TASK DESCRIPTION: Skip the pictures and quote all of the lines exactly.

INPUT DATA:

>>

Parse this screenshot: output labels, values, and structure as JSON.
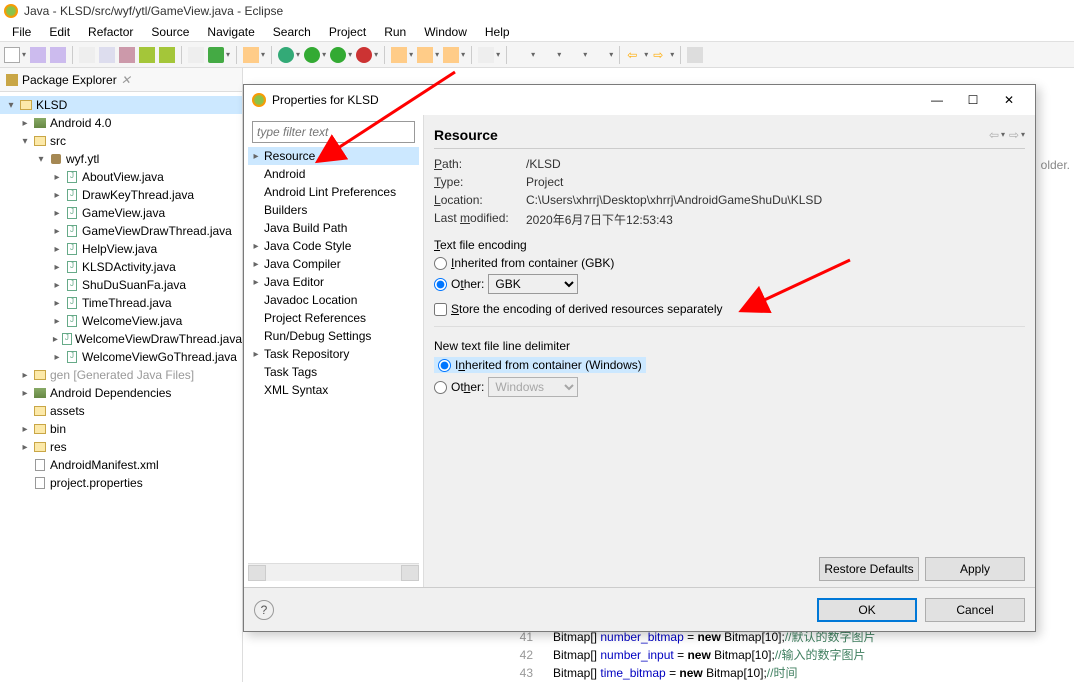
{
  "window": {
    "title": "Java - KLSD/src/wyf/ytl/GameView.java - Eclipse"
  },
  "menu": [
    "File",
    "Edit",
    "Refactor",
    "Source",
    "Navigate",
    "Search",
    "Project",
    "Run",
    "Window",
    "Help"
  ],
  "packageExplorer": {
    "title": "Package Explorer",
    "tree": [
      {
        "label": "KLSD",
        "type": "project",
        "indent": 0,
        "arrow": "▾",
        "selected": true
      },
      {
        "label": "Android 4.0",
        "type": "lib",
        "indent": 1,
        "arrow": "▸"
      },
      {
        "label": "src",
        "type": "folder",
        "indent": 1,
        "arrow": "▾"
      },
      {
        "label": "wyf.ytl",
        "type": "pkg",
        "indent": 2,
        "arrow": "▾"
      },
      {
        "label": "AboutView.java",
        "type": "java",
        "indent": 3,
        "arrow": "▸"
      },
      {
        "label": "DrawKeyThread.java",
        "type": "java",
        "indent": 3,
        "arrow": "▸"
      },
      {
        "label": "GameView.java",
        "type": "java",
        "indent": 3,
        "arrow": "▸"
      },
      {
        "label": "GameViewDrawThread.java",
        "type": "java",
        "indent": 3,
        "arrow": "▸"
      },
      {
        "label": "HelpView.java",
        "type": "java",
        "indent": 3,
        "arrow": "▸"
      },
      {
        "label": "KLSDActivity.java",
        "type": "java",
        "indent": 3,
        "arrow": "▸"
      },
      {
        "label": "ShuDuSuanFa.java",
        "type": "java",
        "indent": 3,
        "arrow": "▸"
      },
      {
        "label": "TimeThread.java",
        "type": "java",
        "indent": 3,
        "arrow": "▸"
      },
      {
        "label": "WelcomeView.java",
        "type": "java",
        "indent": 3,
        "arrow": "▸"
      },
      {
        "label": "WelcomeViewDrawThread.java",
        "type": "java",
        "indent": 3,
        "arrow": "▸"
      },
      {
        "label": "WelcomeViewGoThread.java",
        "type": "java",
        "indent": 3,
        "arrow": "▸"
      },
      {
        "label": "gen [Generated Java Files]",
        "type": "folder",
        "indent": 1,
        "arrow": "▸",
        "gen": true
      },
      {
        "label": "Android Dependencies",
        "type": "lib",
        "indent": 1,
        "arrow": "▸"
      },
      {
        "label": "assets",
        "type": "folder",
        "indent": 1,
        "arrow": ""
      },
      {
        "label": "bin",
        "type": "folder",
        "indent": 1,
        "arrow": "▸"
      },
      {
        "label": "res",
        "type": "folder",
        "indent": 1,
        "arrow": "▸"
      },
      {
        "label": "AndroidManifest.xml",
        "type": "file",
        "indent": 1,
        "arrow": ""
      },
      {
        "label": "project.properties",
        "type": "file",
        "indent": 1,
        "arrow": ""
      }
    ]
  },
  "dialog": {
    "title": "Properties for KLSD",
    "filter_placeholder": "type filter text",
    "categories": [
      {
        "label": "Resource",
        "arrow": "▸",
        "selected": true
      },
      {
        "label": "Android",
        "arrow": ""
      },
      {
        "label": "Android Lint Preferences",
        "arrow": ""
      },
      {
        "label": "Builders",
        "arrow": ""
      },
      {
        "label": "Java Build Path",
        "arrow": ""
      },
      {
        "label": "Java Code Style",
        "arrow": "▸"
      },
      {
        "label": "Java Compiler",
        "arrow": "▸"
      },
      {
        "label": "Java Editor",
        "arrow": "▸"
      },
      {
        "label": "Javadoc Location",
        "arrow": ""
      },
      {
        "label": "Project References",
        "arrow": ""
      },
      {
        "label": "Run/Debug Settings",
        "arrow": ""
      },
      {
        "label": "Task Repository",
        "arrow": "▸"
      },
      {
        "label": "Task Tags",
        "arrow": ""
      },
      {
        "label": "XML Syntax",
        "arrow": ""
      }
    ],
    "heading": "Resource",
    "props": {
      "path_label": "Path:",
      "path_value": "/KLSD",
      "type_label": "Type:",
      "type_value": "Project",
      "location_label": "Location:",
      "location_value": "C:\\Users\\xhrrj\\Desktop\\xhrrj\\AndroidGameShuDu\\KLSD",
      "modified_label": "Last modified:",
      "modified_value": "2020年6月7日下午12:53:43"
    },
    "encoding": {
      "group_label": "Text file encoding",
      "inherited_label": "Inherited from container (GBK)",
      "other_label": "Other:",
      "other_value": "GBK",
      "store_label": "Store the encoding of derived resources separately"
    },
    "delimiter": {
      "group_label": "New text file line delimiter",
      "inherited_label": "Inherited from container (Windows)",
      "other_label": "Other:",
      "other_value": "Windows"
    },
    "buttons": {
      "restore": "Restore Defaults",
      "apply": "Apply",
      "ok": "OK",
      "cancel": "Cancel"
    }
  },
  "code": {
    "l41_num": "41",
    "l41_a": "Bitmap[] ",
    "l41_b": "number_bitmap",
    "l41_c": " = ",
    "l41_d": "new",
    "l41_e": " Bitmap[10];",
    "l41_f": "//默认的数字图片",
    "l42_num": "42",
    "l42_a": "Bitmap[] ",
    "l42_b": "number_input",
    "l42_c": " = ",
    "l42_d": "new",
    "l42_e": " Bitmap[10];",
    "l42_f": "//输入的数字图片",
    "l43_num": "43",
    "l43_a": "Bitmap[] ",
    "l43_b": "time_bitmap",
    "l43_c": " = ",
    "l43_d": "new",
    "l43_e": " Bitmap[10];",
    "l43_f": "//时间"
  },
  "editor_hint": "older."
}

<<

THE OUTPUT:
Parse this screenshot: output labels, values, and structure as JSON.
{
  "window": {
    "title": "Java - KLSD/src/wyf/ytl/GameView.java - Eclipse"
  },
  "menu": [
    "File",
    "Edit",
    "Refactor",
    "Source",
    "Navigate",
    "Search",
    "Project",
    "Run",
    "Window",
    "Help"
  ],
  "packageExplorer": {
    "title": "Package Explorer",
    "tree": [
      {
        "label": "KLSD",
        "type": "project",
        "indent": 0,
        "arrow": "▾",
        "selected": true
      },
      {
        "label": "Android 4.0",
        "type": "lib",
        "indent": 1,
        "arrow": "▸"
      },
      {
        "label": "src",
        "type": "folder",
        "indent": 1,
        "arrow": "▾"
      },
      {
        "label": "wyf.ytl",
        "type": "pkg",
        "indent": 2,
        "arrow": "▾"
      },
      {
        "label": "AboutView.java",
        "type": "java",
        "indent": 3,
        "arrow": "▸"
      },
      {
        "label": "DrawKeyThread.java",
        "type": "java",
        "indent": 3,
        "arrow": "▸"
      },
      {
        "label": "GameView.java",
        "type": "java",
        "indent": 3,
        "arrow": "▸"
      },
      {
        "label": "GameViewDrawThread.java",
        "type": "java",
        "indent": 3,
        "arrow": "▸"
      },
      {
        "label": "HelpView.java",
        "type": "java",
        "indent": 3,
        "arrow": "▸"
      },
      {
        "label": "KLSDActivity.java",
        "type": "java",
        "indent": 3,
        "arrow": "▸"
      },
      {
        "label": "ShuDuSuanFa.java",
        "type": "java",
        "indent": 3,
        "arrow": "▸"
      },
      {
        "label": "TimeThread.java",
        "type": "java",
        "indent": 3,
        "arrow": "▸"
      },
      {
        "label": "WelcomeView.java",
        "type": "java",
        "indent": 3,
        "arrow": "▸"
      },
      {
        "label": "WelcomeViewDrawThread.java",
        "type": "java",
        "indent": 3,
        "arrow": "▸"
      },
      {
        "label": "WelcomeViewGoThread.java",
        "type": "java",
        "indent": 3,
        "arrow": "▸"
      },
      {
        "label": "gen [Generated Java Files]",
        "type": "folder",
        "indent": 1,
        "arrow": "▸",
        "gen": true
      },
      {
        "label": "Android Dependencies",
        "type": "lib",
        "indent": 1,
        "arrow": "▸"
      },
      {
        "label": "assets",
        "type": "folder",
        "indent": 1,
        "arrow": ""
      },
      {
        "label": "bin",
        "type": "folder",
        "indent": 1,
        "arrow": "▸"
      },
      {
        "label": "res",
        "type": "folder",
        "indent": 1,
        "arrow": "▸"
      },
      {
        "label": "AndroidManifest.xml",
        "type": "file",
        "indent": 1,
        "arrow": ""
      },
      {
        "label": "project.properties",
        "type": "file",
        "indent": 1,
        "arrow": ""
      }
    ]
  },
  "dialog": {
    "title": "Properties for KLSD",
    "filter_placeholder": "type filter text",
    "categories": [
      {
        "label": "Resource",
        "arrow": "▸",
        "selected": true
      },
      {
        "label": "Android",
        "arrow": ""
      },
      {
        "label": "Android Lint Preferences",
        "arrow": ""
      },
      {
        "label": "Builders",
        "arrow": ""
      },
      {
        "label": "Java Build Path",
        "arrow": ""
      },
      {
        "label": "Java Code Style",
        "arrow": "▸"
      },
      {
        "label": "Java Compiler",
        "arrow": "▸"
      },
      {
        "label": "Java Editor",
        "arrow": "▸"
      },
      {
        "label": "Javadoc Location",
        "arrow": ""
      },
      {
        "label": "Project References",
        "arrow": ""
      },
      {
        "label": "Run/Debug Settings",
        "arrow": ""
      },
      {
        "label": "Task Repository",
        "arrow": "▸"
      },
      {
        "label": "Task Tags",
        "arrow": ""
      },
      {
        "label": "XML Syntax",
        "arrow": ""
      }
    ],
    "heading": "Resource",
    "props": {
      "path_label": "Path:",
      "path_value": "/KLSD",
      "type_label": "Type:",
      "type_value": "Project",
      "location_label": "Location:",
      "location_value": "C:\\Users\\xhrrj\\Desktop\\xhrrj\\AndroidGameShuDu\\KLSD",
      "modified_label": "Last modified:",
      "modified_value": "2020年6月7日下午12:53:43"
    },
    "encoding": {
      "group_label": "Text file encoding",
      "inherited_label": "Inherited from container (GBK)",
      "other_label": "Other:",
      "other_value": "GBK",
      "store_label": "Store the encoding of derived resources separately"
    },
    "delimiter": {
      "group_label": "New text file line delimiter",
      "inherited_label": "Inherited from container (Windows)",
      "other_label": "Other:",
      "other_value": "Windows"
    },
    "buttons": {
      "restore": "Restore Defaults",
      "apply": "Apply",
      "ok": "OK",
      "cancel": "Cancel"
    }
  },
  "code": {
    "l41_num": "41",
    "l41_a": "Bitmap[] ",
    "l41_b": "number_bitmap",
    "l41_c": " = ",
    "l41_d": "new",
    "l41_e": " Bitmap[10];",
    "l41_f": "//默认的数字图片",
    "l42_num": "42",
    "l42_a": "Bitmap[] ",
    "l42_b": "number_input",
    "l42_c": " = ",
    "l42_d": "new",
    "l42_e": " Bitmap[10];",
    "l42_f": "//输入的数字图片",
    "l43_num": "43",
    "l43_a": "Bitmap[] ",
    "l43_b": "time_bitmap",
    "l43_c": " = ",
    "l43_d": "new",
    "l43_e": " Bitmap[10];",
    "l43_f": "//时间"
  },
  "editor_hint": "older."
}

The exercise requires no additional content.